The Blohm & Voss BV 143 was an early prototype rocket-assisted glide bomb developed by the German Luftwaffe during World War II.

Design
Blohm & Voss designers began to consider airborne missiles late in 1938, even before the outbreak of war. First of these to be developed was the Bv 143, a glide bomb with rocket booster. Trials began in 1939.

By 1941, Allied merchant ships were slow and easy targets for German coastal bombers, but were proving increasingly well-equipped with anti-aircraft artillery, making short-range attacks prohibitively costly. Interest was raised in the development of a stand off weapon to engage unarmored merchant ships from beyond the range of the Bofors 40 mm gun. The BV 143 was one of several stand off bomb and missile designs researched by the Blohm & Voss Naval Engineering Works for this anti-shipping role.

The Bv 143 was designed to be air-dropped from beyond the range of antiaircraft guns, glide towards the target, engage its solid rocket motor below the line of fire of guns, and commence a short (30 second, maximum) high speed dash to the target, striking  above the waterline. The first design, with straight wings and cross-like tail, featured a 2-meter instrumented "feeler probe" suspended from the body, designed to start the rocket on contacting the sea surface. A pitch-only autopilot then maintained the bomb at the 2 m probe length until striking the target. The first working prototypes of this design were completed in February 1941. Tests during 1943 showed the probe-based design to be unworkable and after additional design time it was replaced with a radio altimeter, which although being less fragile also ultimately proved unsatisfactory.

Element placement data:
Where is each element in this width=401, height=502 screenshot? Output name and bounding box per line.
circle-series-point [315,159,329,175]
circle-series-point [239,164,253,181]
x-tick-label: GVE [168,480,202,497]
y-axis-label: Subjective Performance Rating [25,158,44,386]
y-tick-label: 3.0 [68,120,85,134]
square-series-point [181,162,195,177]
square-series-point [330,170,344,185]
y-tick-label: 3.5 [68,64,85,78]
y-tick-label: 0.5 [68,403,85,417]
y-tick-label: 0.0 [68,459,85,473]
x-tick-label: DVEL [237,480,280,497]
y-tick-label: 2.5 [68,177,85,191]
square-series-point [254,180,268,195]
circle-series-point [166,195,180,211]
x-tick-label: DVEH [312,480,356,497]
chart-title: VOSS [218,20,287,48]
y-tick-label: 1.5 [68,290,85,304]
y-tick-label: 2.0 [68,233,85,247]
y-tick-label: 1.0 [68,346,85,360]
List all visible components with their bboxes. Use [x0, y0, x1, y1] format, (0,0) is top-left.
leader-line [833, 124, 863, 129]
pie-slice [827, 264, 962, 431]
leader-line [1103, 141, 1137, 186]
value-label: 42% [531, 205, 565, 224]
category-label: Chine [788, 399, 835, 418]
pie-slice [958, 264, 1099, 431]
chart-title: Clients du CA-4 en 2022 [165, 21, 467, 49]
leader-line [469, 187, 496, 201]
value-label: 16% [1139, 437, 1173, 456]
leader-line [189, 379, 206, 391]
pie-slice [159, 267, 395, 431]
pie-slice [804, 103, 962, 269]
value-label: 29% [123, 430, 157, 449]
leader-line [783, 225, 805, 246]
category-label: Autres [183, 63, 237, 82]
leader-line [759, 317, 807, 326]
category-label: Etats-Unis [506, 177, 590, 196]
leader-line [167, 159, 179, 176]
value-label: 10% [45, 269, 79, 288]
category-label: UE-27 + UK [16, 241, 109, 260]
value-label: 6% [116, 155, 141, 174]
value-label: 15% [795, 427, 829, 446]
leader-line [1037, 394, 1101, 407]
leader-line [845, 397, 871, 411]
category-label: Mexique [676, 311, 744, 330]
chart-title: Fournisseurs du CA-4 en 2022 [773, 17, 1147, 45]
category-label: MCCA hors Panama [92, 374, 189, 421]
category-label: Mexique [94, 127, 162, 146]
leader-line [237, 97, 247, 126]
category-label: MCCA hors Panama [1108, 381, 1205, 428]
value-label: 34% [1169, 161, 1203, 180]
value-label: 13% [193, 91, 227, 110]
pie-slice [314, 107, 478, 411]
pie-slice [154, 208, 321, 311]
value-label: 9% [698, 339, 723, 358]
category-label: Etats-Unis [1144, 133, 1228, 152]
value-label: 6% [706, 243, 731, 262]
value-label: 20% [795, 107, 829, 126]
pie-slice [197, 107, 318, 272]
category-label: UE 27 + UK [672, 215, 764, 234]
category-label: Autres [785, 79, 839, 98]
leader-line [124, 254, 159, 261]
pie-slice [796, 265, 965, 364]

◆ REQUIRED TASK 1
According to the BV 143 passage, when were the first working prototypes of the probe-based design completed?
◆ REQUIRED TASK 2
Carry the article on the BV 143 glide bomb forward from its last sentence.

◆ EXERCISE OUTPUT 1
February 1941

◆ EXERCISE OUTPUT 2
The bomb proved consistently unable to reliably maintain altitude stability with either design, with rocket misfires and failures also proving troublesome. After building and testing 157 examples, the project was eventually abandoned in favor of the Henschel Hs 293.

Ship-to-ship variant
BV 143 B (Schiff-Schiff-Lenkflugkörper) was a late ship-to-ship variant of the BV 143 package. It was designed to launch the missile with an aircraft catapult. Only one test was ever conducted before the program was abandoned.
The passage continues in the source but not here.